**SUPPLIED RECORDS:**

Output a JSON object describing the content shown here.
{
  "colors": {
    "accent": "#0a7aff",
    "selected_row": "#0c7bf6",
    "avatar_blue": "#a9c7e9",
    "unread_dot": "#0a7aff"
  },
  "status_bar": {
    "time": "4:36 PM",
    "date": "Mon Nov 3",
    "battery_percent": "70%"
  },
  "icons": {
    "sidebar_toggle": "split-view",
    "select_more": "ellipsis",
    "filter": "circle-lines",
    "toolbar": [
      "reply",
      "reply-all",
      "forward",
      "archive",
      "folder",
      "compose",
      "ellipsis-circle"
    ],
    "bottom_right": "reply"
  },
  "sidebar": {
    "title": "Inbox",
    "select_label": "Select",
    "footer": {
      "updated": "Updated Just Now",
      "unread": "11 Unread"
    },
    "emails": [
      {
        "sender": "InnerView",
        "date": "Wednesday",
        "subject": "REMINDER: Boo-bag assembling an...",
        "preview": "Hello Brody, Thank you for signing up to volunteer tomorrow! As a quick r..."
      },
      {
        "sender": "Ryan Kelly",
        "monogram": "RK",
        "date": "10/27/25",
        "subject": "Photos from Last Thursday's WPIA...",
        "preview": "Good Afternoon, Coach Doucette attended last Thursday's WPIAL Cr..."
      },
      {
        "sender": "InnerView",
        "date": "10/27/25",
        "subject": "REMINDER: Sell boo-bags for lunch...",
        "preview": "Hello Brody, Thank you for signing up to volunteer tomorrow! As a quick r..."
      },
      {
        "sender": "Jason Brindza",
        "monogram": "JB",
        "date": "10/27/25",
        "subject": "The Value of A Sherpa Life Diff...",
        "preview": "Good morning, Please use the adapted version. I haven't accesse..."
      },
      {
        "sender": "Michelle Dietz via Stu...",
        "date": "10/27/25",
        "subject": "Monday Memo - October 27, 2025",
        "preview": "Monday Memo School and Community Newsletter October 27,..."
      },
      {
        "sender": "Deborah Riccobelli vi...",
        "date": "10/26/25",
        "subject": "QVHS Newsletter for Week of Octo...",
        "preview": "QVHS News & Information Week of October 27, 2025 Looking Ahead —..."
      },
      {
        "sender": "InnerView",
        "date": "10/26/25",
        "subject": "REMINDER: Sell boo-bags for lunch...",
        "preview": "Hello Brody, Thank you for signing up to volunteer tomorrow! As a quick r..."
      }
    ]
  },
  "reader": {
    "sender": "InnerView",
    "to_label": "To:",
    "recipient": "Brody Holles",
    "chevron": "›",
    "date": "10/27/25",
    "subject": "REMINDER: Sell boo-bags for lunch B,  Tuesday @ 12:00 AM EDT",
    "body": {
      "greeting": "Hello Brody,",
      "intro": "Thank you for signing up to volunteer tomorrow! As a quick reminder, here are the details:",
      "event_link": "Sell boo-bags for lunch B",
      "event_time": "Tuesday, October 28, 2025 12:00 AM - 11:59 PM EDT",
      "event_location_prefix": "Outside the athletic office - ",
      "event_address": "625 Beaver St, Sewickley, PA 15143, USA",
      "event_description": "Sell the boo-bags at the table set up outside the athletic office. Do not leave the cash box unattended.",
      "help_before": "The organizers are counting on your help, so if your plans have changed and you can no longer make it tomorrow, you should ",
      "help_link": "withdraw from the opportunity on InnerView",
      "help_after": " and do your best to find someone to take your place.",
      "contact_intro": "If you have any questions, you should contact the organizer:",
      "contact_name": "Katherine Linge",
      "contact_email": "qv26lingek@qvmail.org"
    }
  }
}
...
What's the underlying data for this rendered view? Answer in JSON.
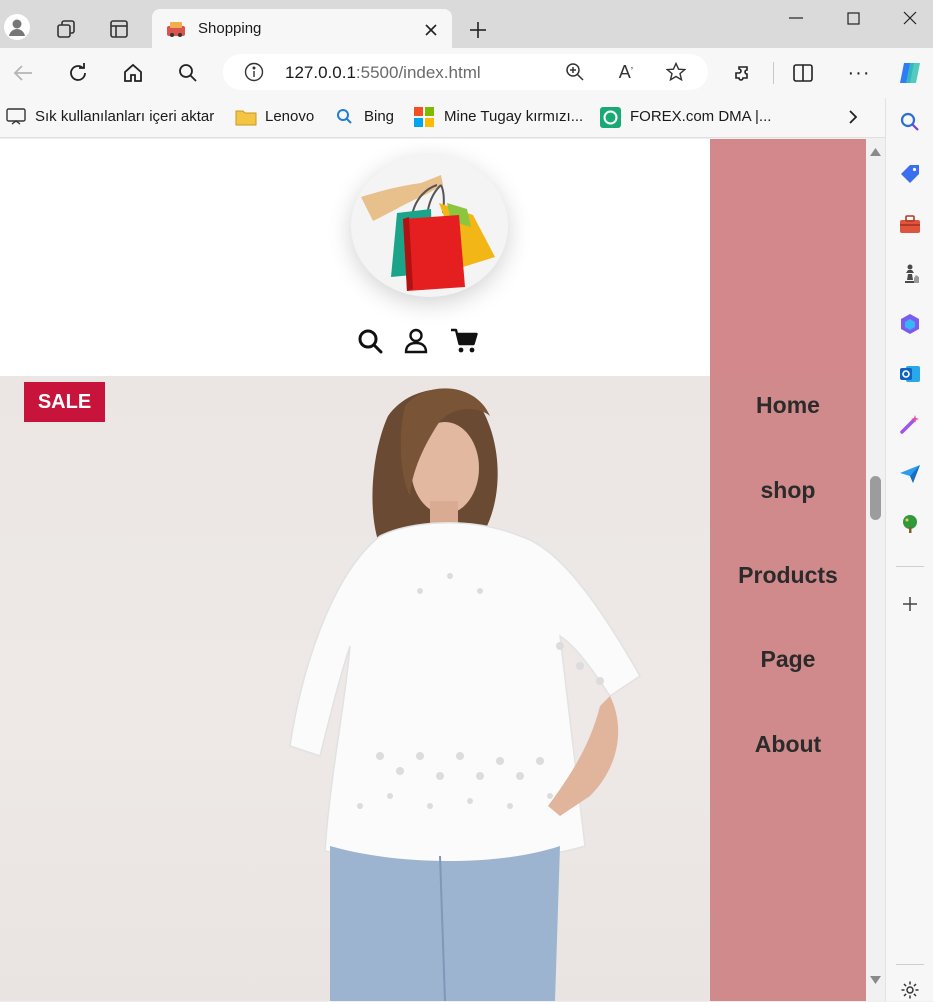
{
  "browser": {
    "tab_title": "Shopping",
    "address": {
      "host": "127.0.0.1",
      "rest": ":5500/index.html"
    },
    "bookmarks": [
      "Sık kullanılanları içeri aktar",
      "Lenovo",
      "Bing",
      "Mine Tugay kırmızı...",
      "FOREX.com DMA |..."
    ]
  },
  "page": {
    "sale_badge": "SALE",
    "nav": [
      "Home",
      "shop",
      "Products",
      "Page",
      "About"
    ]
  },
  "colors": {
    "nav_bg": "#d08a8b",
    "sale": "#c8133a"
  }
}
* * *
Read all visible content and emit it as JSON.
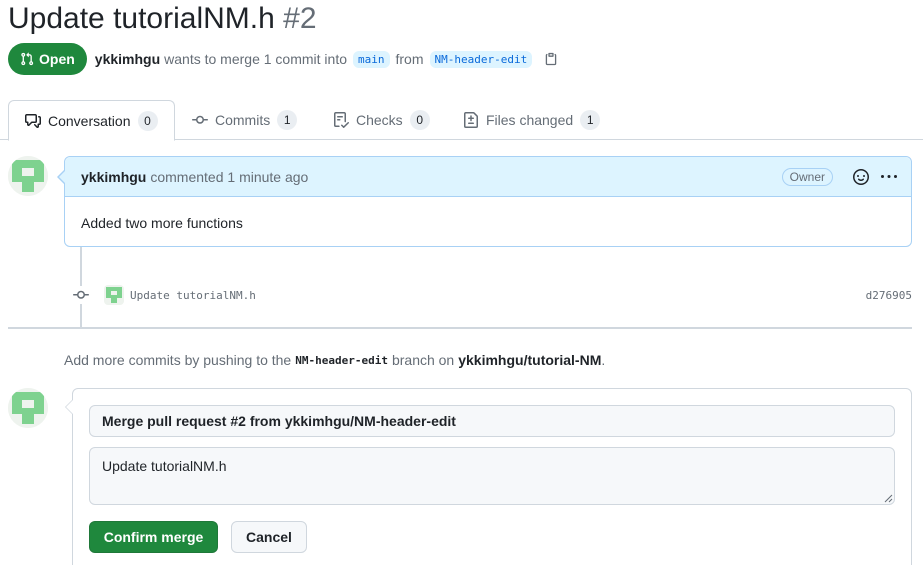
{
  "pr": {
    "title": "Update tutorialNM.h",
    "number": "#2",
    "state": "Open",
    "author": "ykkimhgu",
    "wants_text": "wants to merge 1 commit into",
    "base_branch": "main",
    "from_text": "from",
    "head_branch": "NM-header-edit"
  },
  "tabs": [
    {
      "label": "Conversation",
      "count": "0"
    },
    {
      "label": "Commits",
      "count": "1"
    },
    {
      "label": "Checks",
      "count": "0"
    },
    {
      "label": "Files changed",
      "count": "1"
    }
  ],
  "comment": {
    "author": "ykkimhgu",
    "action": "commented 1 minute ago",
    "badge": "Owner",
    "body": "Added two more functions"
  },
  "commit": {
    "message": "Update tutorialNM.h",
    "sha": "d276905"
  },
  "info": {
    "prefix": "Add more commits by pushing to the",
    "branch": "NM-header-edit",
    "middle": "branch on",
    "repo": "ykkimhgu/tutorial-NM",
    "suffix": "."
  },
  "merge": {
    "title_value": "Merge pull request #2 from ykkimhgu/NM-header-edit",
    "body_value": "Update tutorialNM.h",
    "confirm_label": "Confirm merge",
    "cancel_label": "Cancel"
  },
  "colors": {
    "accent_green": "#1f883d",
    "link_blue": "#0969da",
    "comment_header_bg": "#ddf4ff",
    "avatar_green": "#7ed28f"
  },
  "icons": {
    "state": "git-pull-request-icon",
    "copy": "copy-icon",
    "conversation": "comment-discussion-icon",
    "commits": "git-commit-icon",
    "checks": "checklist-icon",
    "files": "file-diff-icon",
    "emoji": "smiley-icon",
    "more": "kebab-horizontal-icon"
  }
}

**JOB:**
Look through the listing above and count the lines where the string "Newsletter" appears. Report the number only.

**RESPONSE TO THIS EXERCISE:**
2